» Data to process:
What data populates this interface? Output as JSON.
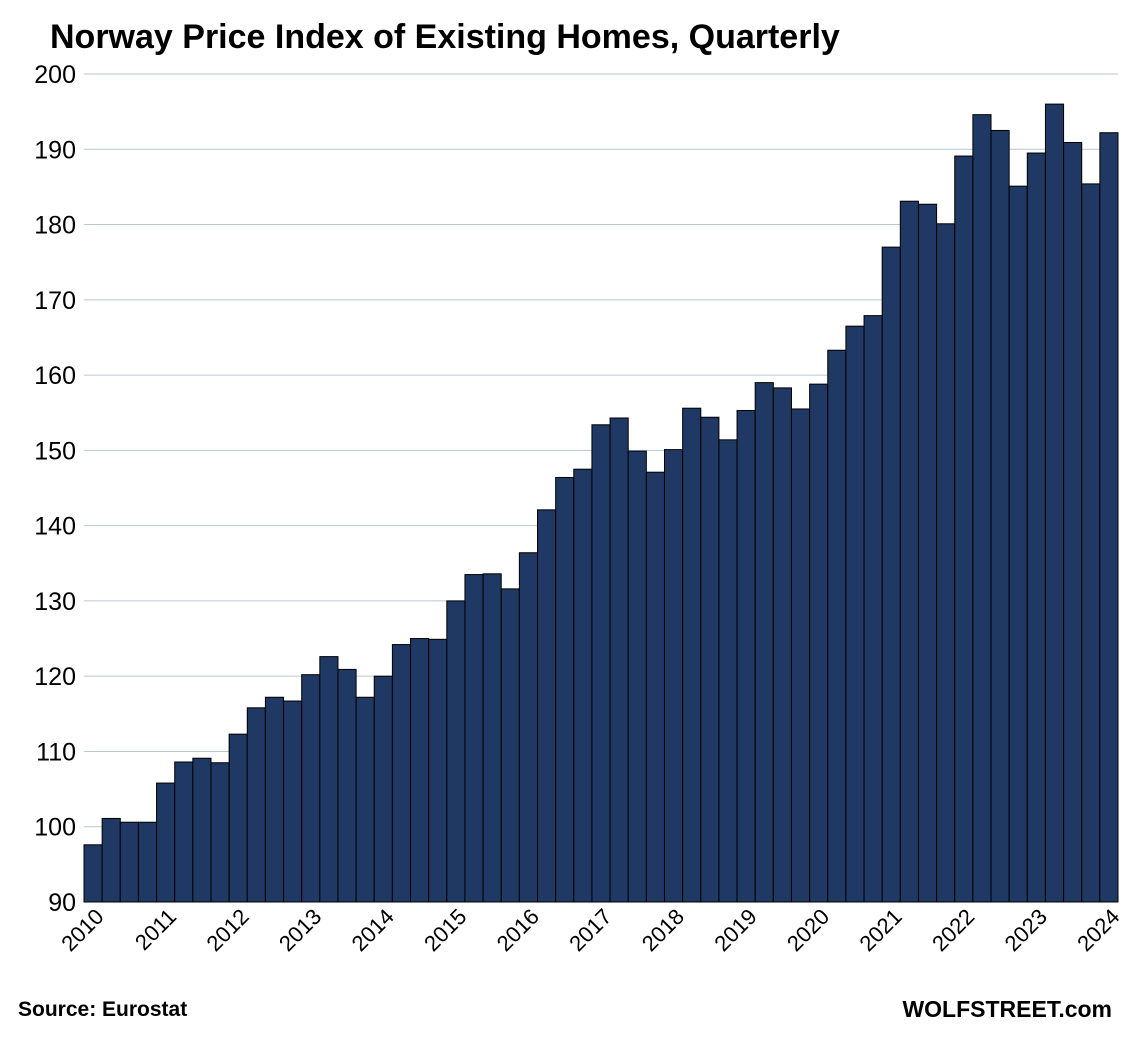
{
  "chart_data": {
    "type": "bar",
    "title": "Norway Price Index of Existing Homes, Quarterly",
    "xlabel": "",
    "ylabel": "",
    "ylim": [
      90,
      200
    ],
    "yticks": [
      "90",
      "100",
      "110",
      "120",
      "130",
      "140",
      "150",
      "160",
      "170",
      "180",
      "190",
      "200"
    ],
    "xtick_labels": [
      "2010",
      "2011",
      "2012",
      "2013",
      "2014",
      "2015",
      "2016",
      "2017",
      "2018",
      "2019",
      "2020",
      "2021",
      "2022",
      "2023",
      "2024"
    ],
    "grid": true,
    "bar_color": "#1f3864",
    "categories": [
      "2010Q1",
      "2010Q2",
      "2010Q3",
      "2010Q4",
      "2011Q1",
      "2011Q2",
      "2011Q3",
      "2011Q4",
      "2012Q1",
      "2012Q2",
      "2012Q3",
      "2012Q4",
      "2013Q1",
      "2013Q2",
      "2013Q3",
      "2013Q4",
      "2014Q1",
      "2014Q2",
      "2014Q3",
      "2014Q4",
      "2015Q1",
      "2015Q2",
      "2015Q3",
      "2015Q4",
      "2016Q1",
      "2016Q2",
      "2016Q3",
      "2016Q4",
      "2017Q1",
      "2017Q2",
      "2017Q3",
      "2017Q4",
      "2018Q1",
      "2018Q2",
      "2018Q3",
      "2018Q4",
      "2019Q1",
      "2019Q2",
      "2019Q3",
      "2019Q4",
      "2020Q1",
      "2020Q2",
      "2020Q3",
      "2020Q4",
      "2021Q1",
      "2021Q2",
      "2021Q3",
      "2021Q4",
      "2022Q1",
      "2022Q2",
      "2022Q3",
      "2022Q4",
      "2023Q1",
      "2023Q2",
      "2023Q3",
      "2023Q4",
      "2024Q1"
    ],
    "values": [
      97.6,
      101.1,
      100.6,
      100.6,
      105.8,
      108.6,
      109.1,
      108.5,
      112.3,
      115.8,
      117.2,
      116.7,
      120.2,
      122.6,
      120.9,
      117.2,
      120.0,
      124.2,
      125.0,
      124.9,
      130.0,
      133.5,
      133.6,
      131.6,
      136.4,
      142.1,
      146.4,
      147.5,
      153.4,
      154.3,
      149.9,
      147.1,
      150.1,
      155.6,
      154.4,
      151.4,
      155.3,
      159.0,
      158.3,
      155.5,
      158.8,
      163.3,
      166.5,
      167.9,
      177.0,
      183.1,
      182.7,
      180.1,
      189.1,
      194.6,
      192.5,
      185.1,
      189.5,
      196.0,
      190.9,
      185.4,
      192.2
    ]
  },
  "footer": {
    "source": "Source: Eurostat",
    "brand": "WOLFSTREET.com"
  }
}
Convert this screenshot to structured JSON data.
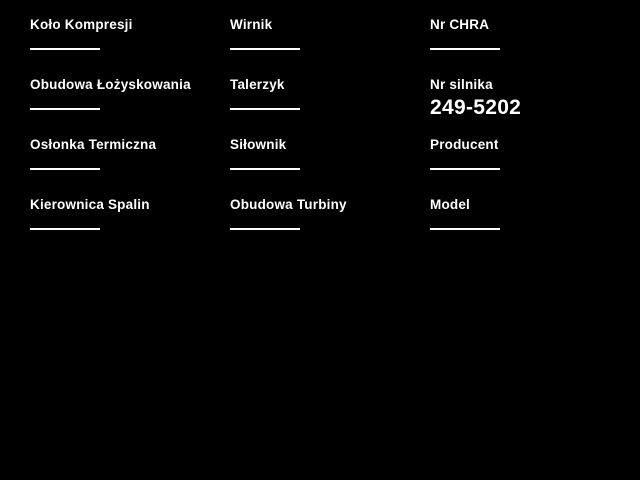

» What is asked: Reproduce each line from the records that contains the word "this".

» Worked solution:
What data populates this interface? Output as JSON.
Convert this screenshot to structured JSON data.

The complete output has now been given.